TASK DETAILS:
Print all entries word for word.
— START —
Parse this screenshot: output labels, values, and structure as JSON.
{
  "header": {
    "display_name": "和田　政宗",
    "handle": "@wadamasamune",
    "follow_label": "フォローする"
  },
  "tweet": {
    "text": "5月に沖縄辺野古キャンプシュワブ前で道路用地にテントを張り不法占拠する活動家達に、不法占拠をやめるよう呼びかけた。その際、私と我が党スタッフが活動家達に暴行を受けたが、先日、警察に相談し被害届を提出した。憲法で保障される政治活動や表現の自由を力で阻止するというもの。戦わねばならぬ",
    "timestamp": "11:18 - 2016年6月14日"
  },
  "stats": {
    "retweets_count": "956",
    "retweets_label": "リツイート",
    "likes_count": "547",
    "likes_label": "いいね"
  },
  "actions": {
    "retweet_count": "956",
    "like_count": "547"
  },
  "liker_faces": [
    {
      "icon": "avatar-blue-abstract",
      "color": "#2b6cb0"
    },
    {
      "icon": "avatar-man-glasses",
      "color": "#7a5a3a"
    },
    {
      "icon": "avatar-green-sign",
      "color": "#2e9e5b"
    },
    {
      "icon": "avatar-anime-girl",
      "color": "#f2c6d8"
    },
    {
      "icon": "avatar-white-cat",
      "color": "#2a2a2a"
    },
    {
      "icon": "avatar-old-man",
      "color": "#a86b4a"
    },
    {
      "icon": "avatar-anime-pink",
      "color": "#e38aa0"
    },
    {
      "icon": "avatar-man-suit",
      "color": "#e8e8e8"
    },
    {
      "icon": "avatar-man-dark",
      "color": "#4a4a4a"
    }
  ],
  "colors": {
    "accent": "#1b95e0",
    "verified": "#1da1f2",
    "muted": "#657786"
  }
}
— END —
IN RESPONSE:
Parse this screenshot: output labels, values, and structure as JSON.
{
  "header": {
    "display_name": "和田　政宗",
    "handle": "@wadamasamune",
    "follow_label": "フォローする"
  },
  "tweet": {
    "text": "5月に沖縄辺野古キャンプシュワブ前で道路用地にテントを張り不法占拠する活動家達に、不法占拠をやめるよう呼びかけた。その際、私と我が党スタッフが活動家達に暴行を受けたが、先日、警察に相談し被害届を提出した。憲法で保障される政治活動や表現の自由を力で阻止するというもの。戦わねばならぬ",
    "timestamp": "11:18 - 2016年6月14日"
  },
  "stats": {
    "retweets_count": "956",
    "retweets_label": "リツイート",
    "likes_count": "547",
    "likes_label": "いいね"
  },
  "actions": {
    "retweet_count": "956",
    "like_count": "547"
  },
  "liker_faces": [
    {
      "icon": "avatar-blue-abstract",
      "color": "#2b6cb0"
    },
    {
      "icon": "avatar-man-glasses",
      "color": "#7a5a3a"
    },
    {
      "icon": "avatar-green-sign",
      "color": "#2e9e5b"
    },
    {
      "icon": "avatar-anime-girl",
      "color": "#f2c6d8"
    },
    {
      "icon": "avatar-white-cat",
      "color": "#2a2a2a"
    },
    {
      "icon": "avatar-old-man",
      "color": "#a86b4a"
    },
    {
      "icon": "avatar-anime-pink",
      "color": "#e38aa0"
    },
    {
      "icon": "avatar-man-suit",
      "color": "#e8e8e8"
    },
    {
      "icon": "avatar-man-dark",
      "color": "#4a4a4a"
    }
  ],
  "colors": {
    "accent": "#1b95e0",
    "verified": "#1da1f2",
    "muted": "#657786"
  }
}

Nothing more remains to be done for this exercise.